TASK INSTRUCTIONS: Transcribe every record that appears below, exactly and in full.

DATA SHOWN:

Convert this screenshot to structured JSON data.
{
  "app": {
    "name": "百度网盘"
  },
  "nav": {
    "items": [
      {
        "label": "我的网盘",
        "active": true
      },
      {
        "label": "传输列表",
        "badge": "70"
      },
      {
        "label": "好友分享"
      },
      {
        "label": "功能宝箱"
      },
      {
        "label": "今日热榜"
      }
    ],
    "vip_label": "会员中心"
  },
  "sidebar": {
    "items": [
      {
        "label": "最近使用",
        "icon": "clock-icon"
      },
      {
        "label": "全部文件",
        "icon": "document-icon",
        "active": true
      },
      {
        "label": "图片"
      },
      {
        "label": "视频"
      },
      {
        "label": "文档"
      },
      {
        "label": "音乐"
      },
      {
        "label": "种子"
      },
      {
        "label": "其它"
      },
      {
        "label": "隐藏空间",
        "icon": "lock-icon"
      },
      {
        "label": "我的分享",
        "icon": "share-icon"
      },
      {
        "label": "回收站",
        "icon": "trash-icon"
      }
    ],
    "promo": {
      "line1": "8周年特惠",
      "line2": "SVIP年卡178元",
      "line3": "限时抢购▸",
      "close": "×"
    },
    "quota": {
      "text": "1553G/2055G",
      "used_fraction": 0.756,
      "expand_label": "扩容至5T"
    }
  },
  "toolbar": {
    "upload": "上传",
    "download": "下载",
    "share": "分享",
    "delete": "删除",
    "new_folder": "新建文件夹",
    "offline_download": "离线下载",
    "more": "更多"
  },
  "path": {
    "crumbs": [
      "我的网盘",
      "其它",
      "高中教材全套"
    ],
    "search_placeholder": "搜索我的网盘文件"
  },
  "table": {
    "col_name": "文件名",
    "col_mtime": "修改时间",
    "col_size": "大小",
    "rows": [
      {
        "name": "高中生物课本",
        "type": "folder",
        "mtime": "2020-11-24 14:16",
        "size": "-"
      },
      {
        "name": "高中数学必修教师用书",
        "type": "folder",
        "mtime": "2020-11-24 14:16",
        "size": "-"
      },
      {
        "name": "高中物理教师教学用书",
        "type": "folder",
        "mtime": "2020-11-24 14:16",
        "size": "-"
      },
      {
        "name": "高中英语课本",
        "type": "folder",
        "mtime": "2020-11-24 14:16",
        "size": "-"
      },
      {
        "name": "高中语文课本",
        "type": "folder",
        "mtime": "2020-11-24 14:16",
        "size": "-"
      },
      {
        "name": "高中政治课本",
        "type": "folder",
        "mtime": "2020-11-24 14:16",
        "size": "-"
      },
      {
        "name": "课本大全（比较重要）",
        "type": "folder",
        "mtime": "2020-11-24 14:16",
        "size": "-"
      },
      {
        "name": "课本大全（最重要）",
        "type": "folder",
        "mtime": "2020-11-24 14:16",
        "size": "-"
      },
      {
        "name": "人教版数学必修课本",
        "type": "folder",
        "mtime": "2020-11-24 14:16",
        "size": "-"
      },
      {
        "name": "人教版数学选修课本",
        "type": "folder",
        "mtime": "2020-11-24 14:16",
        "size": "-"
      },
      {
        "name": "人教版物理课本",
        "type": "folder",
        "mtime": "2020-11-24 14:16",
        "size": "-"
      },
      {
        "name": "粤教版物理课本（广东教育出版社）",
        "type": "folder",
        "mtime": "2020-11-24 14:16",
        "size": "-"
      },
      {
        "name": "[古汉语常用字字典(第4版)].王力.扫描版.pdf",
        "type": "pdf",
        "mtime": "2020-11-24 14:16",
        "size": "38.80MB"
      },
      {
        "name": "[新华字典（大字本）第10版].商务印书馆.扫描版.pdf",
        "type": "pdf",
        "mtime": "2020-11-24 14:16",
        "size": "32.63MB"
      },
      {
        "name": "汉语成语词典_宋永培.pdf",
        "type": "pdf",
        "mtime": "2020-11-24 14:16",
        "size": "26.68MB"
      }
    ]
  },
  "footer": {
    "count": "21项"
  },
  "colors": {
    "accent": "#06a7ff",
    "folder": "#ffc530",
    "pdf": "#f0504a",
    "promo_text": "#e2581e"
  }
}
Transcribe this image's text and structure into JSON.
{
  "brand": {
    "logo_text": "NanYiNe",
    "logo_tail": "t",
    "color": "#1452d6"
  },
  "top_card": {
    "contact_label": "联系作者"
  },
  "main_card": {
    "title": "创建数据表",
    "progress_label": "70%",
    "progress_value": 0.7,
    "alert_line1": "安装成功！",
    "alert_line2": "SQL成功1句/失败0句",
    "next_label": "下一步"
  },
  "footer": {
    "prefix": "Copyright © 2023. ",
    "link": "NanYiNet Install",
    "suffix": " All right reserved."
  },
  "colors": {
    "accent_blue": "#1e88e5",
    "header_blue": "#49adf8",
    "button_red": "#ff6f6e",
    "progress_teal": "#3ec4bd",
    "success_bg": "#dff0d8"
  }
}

EXERCISE RESULT:
Convert this screenshot to structured JSON data.
{
  "app": {
    "name": "百度网盘"
  },
  "nav": {
    "items": [
      {
        "label": "我的网盘",
        "active": true
      },
      {
        "label": "传输列表",
        "badge": "70"
      },
      {
        "label": "好友分享"
      },
      {
        "label": "功能宝箱"
      },
      {
        "label": "今日热榜"
      }
    ],
    "vip_label": "会员中心"
  },
  "sidebar": {
    "items": [
      {
        "label": "最近使用",
        "icon": "clock-icon"
      },
      {
        "label": "全部文件",
        "icon": "document-icon",
        "active": true
      },
      {
        "label": "图片"
      },
      {
        "label": "视频"
      },
      {
        "label": "文档"
      },
      {
        "label": "音乐"
      },
      {
        "label": "种子"
      },
      {
        "label": "其它"
      },
      {
        "label": "隐藏空间",
        "icon": "lock-icon"
      },
      {
        "label": "我的分享",
        "icon": "share-icon"
      },
      {
        "label": "回收站",
        "icon": "trash-icon"
      }
    ],
    "promo": {
      "line1": "8周年特惠",
      "line2": "SVIP年卡178元",
      "line3": "限时抢购▸",
      "close": "×"
    },
    "quota": {
      "text": "1553G/2055G",
      "used_fraction": 0.756,
      "expand_label": "扩容至5T"
    }
  },
  "toolbar": {
    "upload": "上传",
    "download": "下载",
    "share": "分享",
    "delete": "删除",
    "new_folder": "新建文件夹",
    "offline_download": "离线下载",
    "more": "更多"
  },
  "path": {
    "crumbs": [
      "我的网盘",
      "其它",
      "高中教材全套"
    ],
    "search_placeholder": "搜索我的网盘文件"
  },
  "table": {
    "col_name": "文件名",
    "col_mtime": "修改时间",
    "col_size": "大小",
    "rows": [
      {
        "name": "高中生物课本",
        "type": "folder",
        "mtime": "2020-11-24 14:16",
        "size": "-"
      },
      {
        "name": "高中数学必修教师用书",
        "type": "folder",
        "mtime": "2020-11-24 14:16",
        "size": "-"
      },
      {
        "name": "高中物理教师教学用书",
        "type": "folder",
        "mtime": "2020-11-24 14:16",
        "size": "-"
      },
      {
        "name": "高中英语课本",
        "type": "folder",
        "mtime": "2020-11-24 14:16",
        "size": "-"
      },
      {
        "name": "高中语文课本",
        "type": "folder",
        "mtime": "2020-11-24 14:16",
        "size": "-"
      },
      {
        "name": "高中政治课本",
        "type": "folder",
        "mtime": "2020-11-24 14:16",
        "size": "-"
      },
      {
        "name": "课本大全（比较重要）",
        "type": "folder",
        "mtime": "2020-11-24 14:16",
        "size": "-"
      },
      {
        "name": "课本大全（最重要）",
        "type": "folder",
        "mtime": "2020-11-24 14:16",
        "size": "-"
      },
      {
        "name": "人教版数学必修课本",
        "type": "folder",
        "mtime": "2020-11-24 14:16",
        "size": "-"
      },
      {
        "name": "人教版数学选修课本",
        "type": "folder",
        "mtime": "2020-11-24 14:16",
        "size": "-"
      },
      {
        "name": "人教版物理课本",
        "type": "folder",
        "mtime": "2020-11-24 14:16",
        "size": "-"
      },
      {
        "name": "粤教版物理课本（广东教育出版社）",
        "type": "folder",
        "mtime": "2020-11-24 14:16",
        "size": "-"
      },
      {
        "name": "[古汉语常用字字典(第4版)].王力.扫描版.pdf",
        "type": "pdf",
        "mtime": "2020-11-24 14:16",
        "size": "38.80MB"
      },
      {
        "name": "[新华字典（大字本）第10版].商务印书馆.扫描版.pdf",
        "type": "pdf",
        "mtime": "2020-11-24 14:16",
        "size": "32.63MB"
      },
      {
        "name": "汉语成语词典_宋永培.pdf",
        "type": "pdf",
        "mtime": "2020-11-24 14:16",
        "size": "26.68MB"
      }
    ]
  },
  "footer": {
    "count": "21项"
  },
  "colors": {
    "accent": "#06a7ff",
    "folder": "#ffc530",
    "pdf": "#f0504a",
    "promo_text": "#e2581e"
  }
}
Transcribe this image's text and structure into JSON.
{
  "brand": {
    "logo_text": "NanYiNe",
    "logo_tail": "t",
    "color": "#1452d6"
  },
  "top_card": {
    "contact_label": "联系作者"
  },
  "main_card": {
    "title": "创建数据表",
    "progress_label": "70%",
    "progress_value": 0.7,
    "alert_line1": "安装成功！",
    "alert_line2": "SQL成功1句/失败0句",
    "next_label": "下一步"
  },
  "footer": {
    "prefix": "Copyright © 2023. ",
    "link": "NanYiNet Install",
    "suffix": " All right reserved."
  },
  "colors": {
    "accent_blue": "#1e88e5",
    "header_blue": "#49adf8",
    "button_red": "#ff6f6e",
    "progress_teal": "#3ec4bd",
    "success_bg": "#dff0d8"
  }
}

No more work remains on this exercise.